Aim
Reproduce all of the data that follows, character for character.
--- Start of Material supplied ---
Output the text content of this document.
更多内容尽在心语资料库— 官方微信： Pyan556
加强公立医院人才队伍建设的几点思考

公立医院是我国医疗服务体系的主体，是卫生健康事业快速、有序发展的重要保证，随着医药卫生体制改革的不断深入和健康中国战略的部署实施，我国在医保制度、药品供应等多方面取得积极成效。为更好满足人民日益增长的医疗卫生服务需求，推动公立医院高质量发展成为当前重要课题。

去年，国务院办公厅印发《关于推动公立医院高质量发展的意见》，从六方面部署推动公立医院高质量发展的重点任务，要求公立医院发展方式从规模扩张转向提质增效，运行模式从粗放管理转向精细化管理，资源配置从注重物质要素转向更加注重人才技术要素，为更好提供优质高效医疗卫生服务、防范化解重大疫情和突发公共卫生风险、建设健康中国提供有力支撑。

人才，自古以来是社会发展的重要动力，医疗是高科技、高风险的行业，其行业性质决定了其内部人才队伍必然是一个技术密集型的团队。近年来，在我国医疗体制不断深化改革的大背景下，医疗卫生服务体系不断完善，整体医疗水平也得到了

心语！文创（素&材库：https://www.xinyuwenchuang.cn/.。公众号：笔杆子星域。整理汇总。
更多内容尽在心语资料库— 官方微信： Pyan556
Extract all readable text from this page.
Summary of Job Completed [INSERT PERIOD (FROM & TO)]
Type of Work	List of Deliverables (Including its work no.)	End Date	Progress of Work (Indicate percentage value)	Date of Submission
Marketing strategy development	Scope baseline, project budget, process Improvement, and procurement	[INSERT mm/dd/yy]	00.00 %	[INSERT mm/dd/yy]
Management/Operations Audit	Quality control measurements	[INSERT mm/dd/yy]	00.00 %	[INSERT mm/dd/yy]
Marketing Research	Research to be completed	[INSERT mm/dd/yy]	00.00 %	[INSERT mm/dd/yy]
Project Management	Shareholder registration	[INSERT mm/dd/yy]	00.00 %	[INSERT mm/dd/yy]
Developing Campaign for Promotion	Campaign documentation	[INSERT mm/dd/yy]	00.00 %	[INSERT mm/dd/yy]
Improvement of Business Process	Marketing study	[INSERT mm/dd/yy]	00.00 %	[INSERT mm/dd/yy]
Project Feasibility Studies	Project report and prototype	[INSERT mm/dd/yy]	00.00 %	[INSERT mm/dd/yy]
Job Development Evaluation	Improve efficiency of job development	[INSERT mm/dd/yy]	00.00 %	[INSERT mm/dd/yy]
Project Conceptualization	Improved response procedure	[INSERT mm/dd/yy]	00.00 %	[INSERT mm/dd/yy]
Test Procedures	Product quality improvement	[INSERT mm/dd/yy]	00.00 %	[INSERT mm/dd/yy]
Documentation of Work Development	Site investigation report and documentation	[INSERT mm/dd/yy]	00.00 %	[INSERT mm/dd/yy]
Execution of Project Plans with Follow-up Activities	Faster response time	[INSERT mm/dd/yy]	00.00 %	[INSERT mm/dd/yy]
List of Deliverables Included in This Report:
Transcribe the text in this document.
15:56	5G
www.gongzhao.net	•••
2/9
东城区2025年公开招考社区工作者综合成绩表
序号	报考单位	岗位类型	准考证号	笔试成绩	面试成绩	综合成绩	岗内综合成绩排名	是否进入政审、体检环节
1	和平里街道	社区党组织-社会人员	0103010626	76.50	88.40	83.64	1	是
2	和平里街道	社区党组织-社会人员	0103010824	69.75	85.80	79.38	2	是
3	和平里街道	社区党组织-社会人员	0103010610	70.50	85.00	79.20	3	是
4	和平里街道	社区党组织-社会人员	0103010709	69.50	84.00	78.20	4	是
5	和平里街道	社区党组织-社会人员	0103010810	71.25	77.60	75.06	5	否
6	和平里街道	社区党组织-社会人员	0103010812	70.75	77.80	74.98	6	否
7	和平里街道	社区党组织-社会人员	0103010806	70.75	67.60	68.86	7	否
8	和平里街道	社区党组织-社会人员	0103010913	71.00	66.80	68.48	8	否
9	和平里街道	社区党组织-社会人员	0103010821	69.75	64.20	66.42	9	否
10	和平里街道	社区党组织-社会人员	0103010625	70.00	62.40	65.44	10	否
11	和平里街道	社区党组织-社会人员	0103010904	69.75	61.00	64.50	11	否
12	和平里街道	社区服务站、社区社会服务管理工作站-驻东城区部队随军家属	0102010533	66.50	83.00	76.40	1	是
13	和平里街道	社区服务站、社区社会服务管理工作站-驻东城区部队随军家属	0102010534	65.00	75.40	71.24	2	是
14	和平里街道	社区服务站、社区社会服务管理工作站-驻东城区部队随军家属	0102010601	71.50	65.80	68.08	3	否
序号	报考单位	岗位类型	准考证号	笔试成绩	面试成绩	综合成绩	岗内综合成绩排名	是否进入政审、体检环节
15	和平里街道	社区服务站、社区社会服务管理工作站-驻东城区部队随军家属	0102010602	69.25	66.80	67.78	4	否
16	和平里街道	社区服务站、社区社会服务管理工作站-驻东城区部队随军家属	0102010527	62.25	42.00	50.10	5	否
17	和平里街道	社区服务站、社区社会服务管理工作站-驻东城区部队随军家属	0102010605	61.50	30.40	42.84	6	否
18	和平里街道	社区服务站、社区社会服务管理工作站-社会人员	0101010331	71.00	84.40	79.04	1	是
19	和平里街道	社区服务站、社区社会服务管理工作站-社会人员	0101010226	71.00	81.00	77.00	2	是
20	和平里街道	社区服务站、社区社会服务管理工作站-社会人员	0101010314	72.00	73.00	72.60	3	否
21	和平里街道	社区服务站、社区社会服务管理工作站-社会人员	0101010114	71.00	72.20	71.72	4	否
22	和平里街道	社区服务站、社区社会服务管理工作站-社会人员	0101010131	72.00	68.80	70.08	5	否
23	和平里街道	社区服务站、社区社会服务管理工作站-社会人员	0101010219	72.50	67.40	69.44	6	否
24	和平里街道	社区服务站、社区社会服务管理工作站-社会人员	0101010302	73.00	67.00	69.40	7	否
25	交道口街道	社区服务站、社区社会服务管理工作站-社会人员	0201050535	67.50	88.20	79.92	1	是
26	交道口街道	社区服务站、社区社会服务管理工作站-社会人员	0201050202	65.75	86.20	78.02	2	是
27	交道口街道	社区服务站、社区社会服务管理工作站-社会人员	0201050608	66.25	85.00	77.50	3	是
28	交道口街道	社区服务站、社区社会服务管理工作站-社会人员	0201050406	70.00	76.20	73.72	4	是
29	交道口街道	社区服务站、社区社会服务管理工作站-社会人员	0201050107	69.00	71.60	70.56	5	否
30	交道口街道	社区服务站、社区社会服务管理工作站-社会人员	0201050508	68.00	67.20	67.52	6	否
--- End of Material supplied ---
Written answer
Output the text content of this document.
更多内容尽在心语资料库— 官方微信： Pyan556
加强公立医院人才队伍建设的几点思考

公立医院是我国医疗服务体系的主体，是卫生健康事业快速、有序发展的重要保证，随着医药卫生体制改革的不断深入和健康中国战略的部署实施，我国在医保制度、药品供应等多方面取得积极成效。为更好满足人民日益增长的医疗卫生服务需求，推动公立医院高质量发展成为当前重要课题。

去年，国务院办公厅印发《关于推动公立医院高质量发展的意见》，从六方面部署推动公立医院高质量发展的重点任务，要求公立医院发展方式从规模扩张转向提质增效，运行模式从粗放管理转向精细化管理，资源配置从注重物质要素转向更加注重人才技术要素，为更好提供优质高效医疗卫生服务、防范化解重大疫情和突发公共卫生风险、建设健康中国提供有力支撑。

人才，自古以来是社会发展的重要动力，医疗是高科技、高风险的行业，其行业性质决定了其内部人才队伍必然是一个技术密集型的团队。近年来，在我国医疗体制不断深化改革的大背景下，医疗卫生服务体系不断完善，整体医疗水平也得到了

心语！文创（素&材库：https://www.xinyuwenchuang.cn/.。公众号：笔杆子星域。整理汇总。
更多内容尽在心语资料库— 官方微信： Pyan556
Extract all readable text from this page.
Summary of Job Completed [INSERT PERIOD (FROM & TO)]
Type of Work	List of Deliverables (Including its work no.)	End Date	Progress of Work (Indicate percentage value)	Date of Submission
Marketing strategy development	Scope baseline, project budget, process Improvement, and procurement	[INSERT mm/dd/yy]	00.00 %	[INSERT mm/dd/yy]
Management/Operations Audit	Quality control measurements	[INSERT mm/dd/yy]	00.00 %	[INSERT mm/dd/yy]
Marketing Research	Research to be completed	[INSERT mm/dd/yy]	00.00 %	[INSERT mm/dd/yy]
Project Management	Shareholder registration	[INSERT mm/dd/yy]	00.00 %	[INSERT mm/dd/yy]
Developing Campaign for Promotion	Campaign documentation	[INSERT mm/dd/yy]	00.00 %	[INSERT mm/dd/yy]
Improvement of Business Process	Marketing study	[INSERT mm/dd/yy]	00.00 %	[INSERT mm/dd/yy]
Project Feasibility Studies	Project report and prototype	[INSERT mm/dd/yy]	00.00 %	[INSERT mm/dd/yy]
Job Development Evaluation	Improve efficiency of job development	[INSERT mm/dd/yy]	00.00 %	[INSERT mm/dd/yy]
Project Conceptualization	Improved response procedure	[INSERT mm/dd/yy]	00.00 %	[INSERT mm/dd/yy]
Test Procedures	Product quality improvement	[INSERT mm/dd/yy]	00.00 %	[INSERT mm/dd/yy]
Documentation of Work Development	Site investigation report and documentation	[INSERT mm/dd/yy]	00.00 %	[INSERT mm/dd/yy]
Execution of Project Plans with Follow-up Activities	Faster response time	[INSERT mm/dd/yy]	00.00 %	[INSERT mm/dd/yy]
List of Deliverables Included in This Report:
Transcribe the text in this document.
15:56	5G
www.gongzhao.net	•••
2/9
东城区2025年公开招考社区工作者综合成绩表
序号	报考单位	岗位类型	准考证号	笔试成绩	面试成绩	综合成绩	岗内综合成绩排名	是否进入政审、体检环节
1	和平里街道	社区党组织-社会人员	0103010626	76.50	88.40	83.64	1	是
2	和平里街道	社区党组织-社会人员	0103010824	69.75	85.80	79.38	2	是
3	和平里街道	社区党组织-社会人员	0103010610	70.50	85.00	79.20	3	是
4	和平里街道	社区党组织-社会人员	0103010709	69.50	84.00	78.20	4	是
5	和平里街道	社区党组织-社会人员	0103010810	71.25	77.60	75.06	5	否
6	和平里街道	社区党组织-社会人员	0103010812	70.75	77.80	74.98	6	否
7	和平里街道	社区党组织-社会人员	0103010806	70.75	67.60	68.86	7	否
8	和平里街道	社区党组织-社会人员	0103010913	71.00	66.80	68.48	8	否
9	和平里街道	社区党组织-社会人员	0103010821	69.75	64.20	66.42	9	否
10	和平里街道	社区党组织-社会人员	0103010625	70.00	62.40	65.44	10	否
11	和平里街道	社区党组织-社会人员	0103010904	69.75	61.00	64.50	11	否
12	和平里街道	社区服务站、社区社会服务管理工作站-驻东城区部队随军家属	0102010533	66.50	83.00	76.40	1	是
13	和平里街道	社区服务站、社区社会服务管理工作站-驻东城区部队随军家属	0102010534	65.00	75.40	71.24	2	是
14	和平里街道	社区服务站、社区社会服务管理工作站-驻东城区部队随军家属	0102010601	71.50	65.80	68.08	3	否
序号	报考单位	岗位类型	准考证号	笔试成绩	面试成绩	综合成绩	岗内综合成绩排名	是否进入政审、体检环节
15	和平里街道	社区服务站、社区社会服务管理工作站-驻东城区部队随军家属	0102010602	69.25	66.80	67.78	4	否
16	和平里街道	社区服务站、社区社会服务管理工作站-驻东城区部队随军家属	0102010527	62.25	42.00	50.10	5	否
17	和平里街道	社区服务站、社区社会服务管理工作站-驻东城区部队随军家属	0102010605	61.50	30.40	42.84	6	否
18	和平里街道	社区服务站、社区社会服务管理工作站-社会人员	0101010331	71.00	84.40	79.04	1	是
19	和平里街道	社区服务站、社区社会服务管理工作站-社会人员	0101010226	71.00	81.00	77.00	2	是
20	和平里街道	社区服务站、社区社会服务管理工作站-社会人员	0101010314	72.00	73.00	72.60	3	否
21	和平里街道	社区服务站、社区社会服务管理工作站-社会人员	0101010114	71.00	72.20	71.72	4	否
22	和平里街道	社区服务站、社区社会服务管理工作站-社会人员	0101010131	72.00	68.80	70.08	5	否
23	和平里街道	社区服务站、社区社会服务管理工作站-社会人员	0101010219	72.50	67.40	69.44	6	否
24	和平里街道	社区服务站、社区社会服务管理工作站-社会人员	0101010302	73.00	67.00	69.40	7	否
25	交道口街道	社区服务站、社区社会服务管理工作站-社会人员	0201050535	67.50	88.20	79.92	1	是
26	交道口街道	社区服务站、社区社会服务管理工作站-社会人员	0201050202	65.75	86.20	78.02	2	是
27	交道口街道	社区服务站、社区社会服务管理工作站-社会人员	0201050608	66.25	85.00	77.50	3	是
28	交道口街道	社区服务站、社区社会服务管理工作站-社会人员	0201050406	70.00	76.20	73.72	4	是
29	交道口街道	社区服务站、社区社会服务管理工作站-社会人员	0201050107	69.00	71.60	70.56	5	否
30	交道口街道	社区服务站、社区社会服务管理工作站-社会人员	0201050508	68.00	67.20	67.52	6	否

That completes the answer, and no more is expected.